→ **PROBLEM REQUIREMENTS**
From the entries below, copy every line holding the word "name".

[start of ENTRIES PROVIDED]

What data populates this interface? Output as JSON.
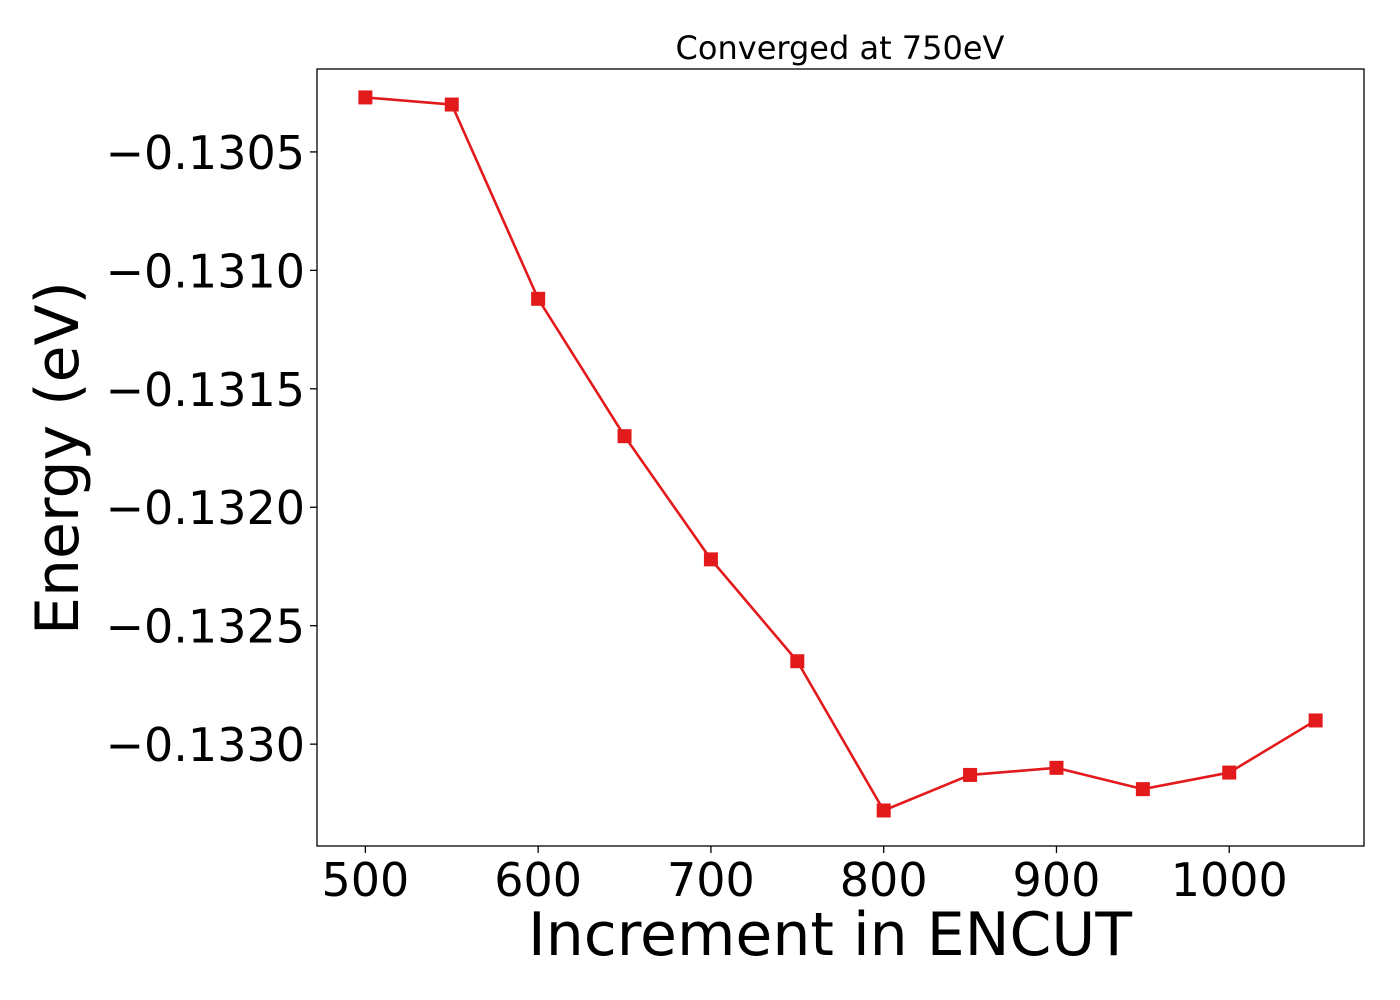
{
  "chart_data": {
    "type": "line",
    "title": "Converged at 750eV",
    "xlabel": "Increment in ENCUT",
    "ylabel": "Energy (eV)",
    "x": [
      500,
      550,
      600,
      650,
      700,
      750,
      800,
      850,
      900,
      950,
      1000,
      1050
    ],
    "series": [
      {
        "values": [
          -0.13027,
          -0.1303,
          -0.13112,
          -0.1317,
          -0.13222,
          -0.13265,
          -0.13328,
          -0.13313,
          -0.1331,
          -0.13319,
          -0.13312,
          -0.1329
        ],
        "color": "#e31a1c",
        "marker": "square"
      }
    ],
    "xlim": [
      472,
      1078
    ],
    "ylim": [
      -0.13343,
      -0.13015
    ],
    "xticks": [
      500,
      600,
      700,
      800,
      900,
      1000
    ],
    "xtick_labels": [
      "500",
      "600",
      "700",
      "800",
      "900",
      "1000"
    ],
    "yticks": [
      -0.1305,
      -0.131,
      -0.1315,
      -0.132,
      -0.1325,
      -0.133
    ],
    "ytick_labels": [
      "−0.1305",
      "−0.1310",
      "−0.1315",
      "−0.1320",
      "−0.1325",
      "−0.1330"
    ],
    "grid": false,
    "legend": "none"
  }
}
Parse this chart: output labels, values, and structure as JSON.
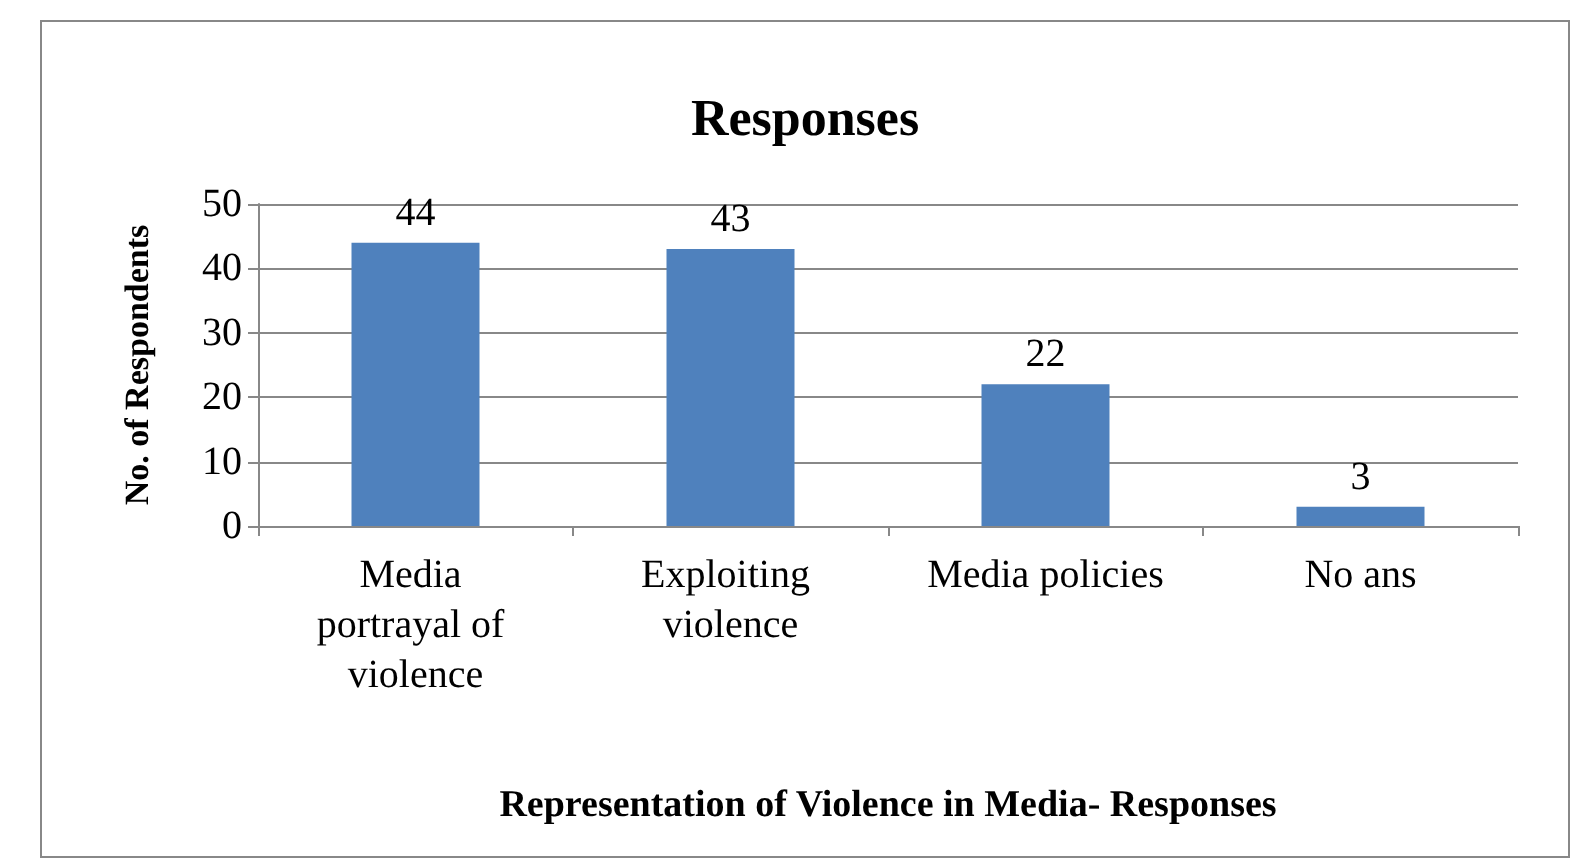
{
  "chart_data": {
    "type": "bar",
    "title": "Responses",
    "xlabel": "Representation of Violence in Media- Responses",
    "ylabel": "No. of Respondents",
    "categories": [
      "Media portrayal of violence",
      "Exploiting violence",
      "Media policies",
      "No ans"
    ],
    "values": [
      44,
      43,
      22,
      3
    ],
    "color": "#4f81bd",
    "data_labels": true,
    "ylim": [
      0,
      50
    ],
    "yticks": [
      0,
      10,
      20,
      30,
      40,
      50
    ],
    "grid": "y"
  }
}
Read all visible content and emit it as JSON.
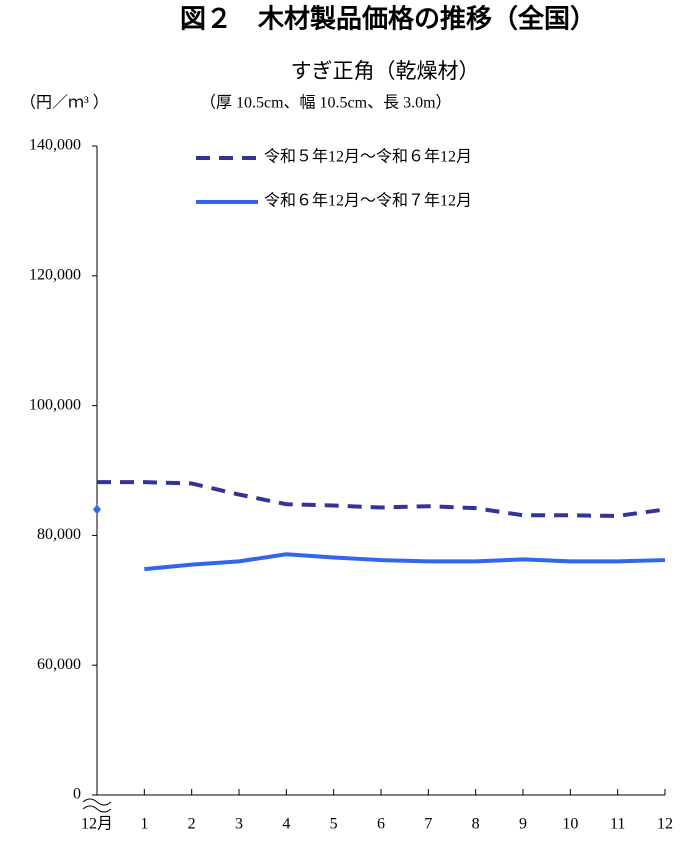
{
  "chart_data": {
    "type": "line",
    "title": "図２　木材製品価格の推移（全国）",
    "subtitle": "すぎ正角（乾燥材）",
    "y_unit": "（円／ｍ³ ）",
    "specification": "（厚 10.5cm、幅 10.5cm、長 3.0m）",
    "categories": [
      "12月",
      "1",
      "2",
      "3",
      "4",
      "5",
      "6",
      "7",
      "8",
      "9",
      "10",
      "11",
      "12"
    ],
    "series": [
      {
        "name": "令和５年12月～令和６年12月",
        "color": "#333399",
        "dashed": true,
        "values": [
          88200,
          88200,
          88000,
          86300,
          84800,
          84600,
          84300,
          84500,
          84200,
          83100,
          83100,
          83000,
          84000
        ]
      },
      {
        "name": "令和６年12月～令和７年12月",
        "color": "#3366ee",
        "dashed": false,
        "first_point_marker_only": true,
        "values": [
          84000,
          74800,
          75500,
          76000,
          77100,
          76600,
          76200,
          76000,
          76000,
          76300,
          76000,
          76000,
          76200
        ]
      }
    ],
    "ylim": [
      0,
      140000
    ],
    "ybreak": [
      0,
      40000
    ],
    "yticks": [
      0,
      {
        "value": 60000,
        "label": "60,000"
      },
      {
        "value": 80000,
        "label": "80,000"
      },
      {
        "value": 100000,
        "label": "100,000"
      },
      {
        "value": 120000,
        "label": "120,000"
      },
      {
        "value": 140000,
        "label": "140,000"
      }
    ],
    "grid": false,
    "legend": "top"
  }
}
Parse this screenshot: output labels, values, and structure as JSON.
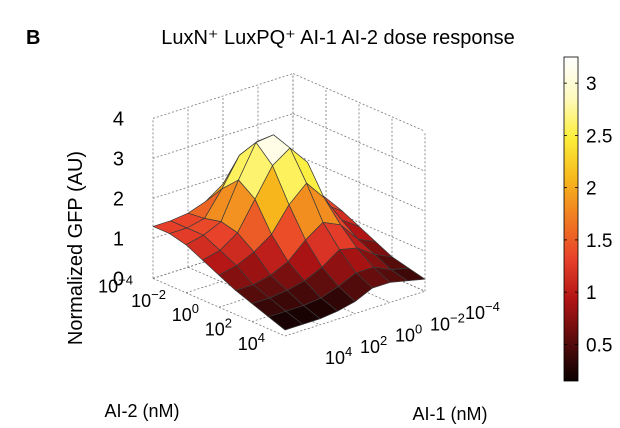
{
  "panel_letter": "B",
  "chart_data": {
    "type": "surface",
    "title": "LuxN⁺ LuxPQ⁺ AI-1 AI-2 dose response",
    "xlabel": "AI-1 (nM)",
    "ylabel": "AI-2 (nM)",
    "zlabel": "Normalized GFP (AU)",
    "x_scale": "log",
    "y_scale": "log",
    "x_range": [
      0.0001,
      10000
    ],
    "y_range": [
      0.0001,
      10000
    ],
    "z_range": [
      0,
      4
    ],
    "x_ticks": [
      {
        "value": 10000,
        "base": "10",
        "exp": "4"
      },
      {
        "value": 100,
        "base": "10",
        "exp": "2"
      },
      {
        "value": 1,
        "base": "10",
        "exp": "0"
      },
      {
        "value": 0.01,
        "base": "10",
        "exp": "−2"
      },
      {
        "value": 0.0001,
        "base": "10",
        "exp": "−4"
      }
    ],
    "y_ticks": [
      {
        "value": 0.0001,
        "base": "10",
        "exp": "−4"
      },
      {
        "value": 0.01,
        "base": "10",
        "exp": "−2"
      },
      {
        "value": 1,
        "base": "10",
        "exp": "0"
      },
      {
        "value": 100,
        "base": "10",
        "exp": "2"
      },
      {
        "value": 10000,
        "base": "10",
        "exp": "4"
      }
    ],
    "z_ticks": [
      "0",
      "1",
      "2",
      "3",
      "4"
    ],
    "grid": true,
    "colormap": "hot",
    "colorbar": {
      "range": [
        0.15,
        3.25
      ],
      "ticks": [
        "0.5",
        "1",
        "1.5",
        "2",
        "2.5",
        "3"
      ],
      "placement": "right"
    },
    "x_log10_grid": [
      4,
      3,
      2,
      1,
      0,
      -1,
      -2,
      -3,
      -4
    ],
    "y_log10_grid": [
      -4,
      -3,
      -2,
      -1,
      0,
      1,
      2,
      3,
      4
    ],
    "z_values": [
      [
        1.3,
        1.3,
        1.35,
        1.5,
        1.8,
        1.85,
        1.7,
        1.5,
        1.3
      ],
      [
        1.3,
        1.3,
        1.4,
        2.0,
        2.7,
        2.9,
        2.3,
        1.6,
        1.3
      ],
      [
        1.2,
        1.3,
        1.5,
        2.4,
        3.2,
        3.25,
        2.7,
        1.7,
        1.25
      ],
      [
        1.0,
        1.1,
        1.4,
        2.1,
        2.8,
        3.1,
        2.6,
        1.4,
        1.1
      ],
      [
        0.8,
        0.9,
        1.1,
        1.4,
        2.0,
        2.4,
        1.9,
        1.2,
        0.9
      ],
      [
        0.6,
        0.6,
        0.7,
        0.9,
        1.3,
        1.6,
        1.4,
        0.9,
        0.7
      ],
      [
        0.45,
        0.45,
        0.5,
        0.6,
        0.8,
        1.1,
        1.0,
        0.7,
        0.5
      ],
      [
        0.3,
        0.3,
        0.3,
        0.35,
        0.5,
        0.7,
        0.7,
        0.5,
        0.4
      ],
      [
        0.15,
        0.15,
        0.15,
        0.2,
        0.3,
        0.5,
        0.5,
        0.4,
        0.3
      ]
    ],
    "colors": {
      "hot_stops": [
        "#0a0000",
        "#5a0c0c",
        "#b01414",
        "#e8402a",
        "#f07a22",
        "#f7b81c",
        "#fcee3a",
        "#fffac0",
        "#ffffff"
      ],
      "edge": "#3a3a3a",
      "grid": "#777777",
      "axis": "#000000"
    }
  }
}
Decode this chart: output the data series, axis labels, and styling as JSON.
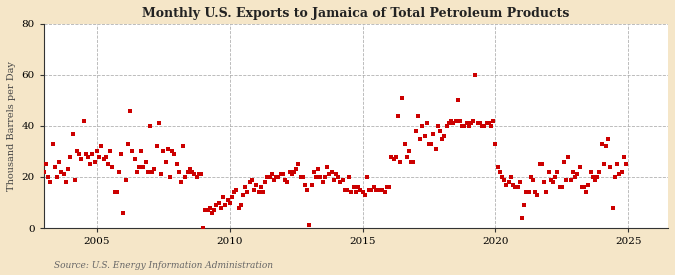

[end of ENTRIES PROVIDED]

→ **WRITTEN REPLY**
        "name": "令和５年12月～令和６年12月",
        "name": "令和６年12月～令和７年12月",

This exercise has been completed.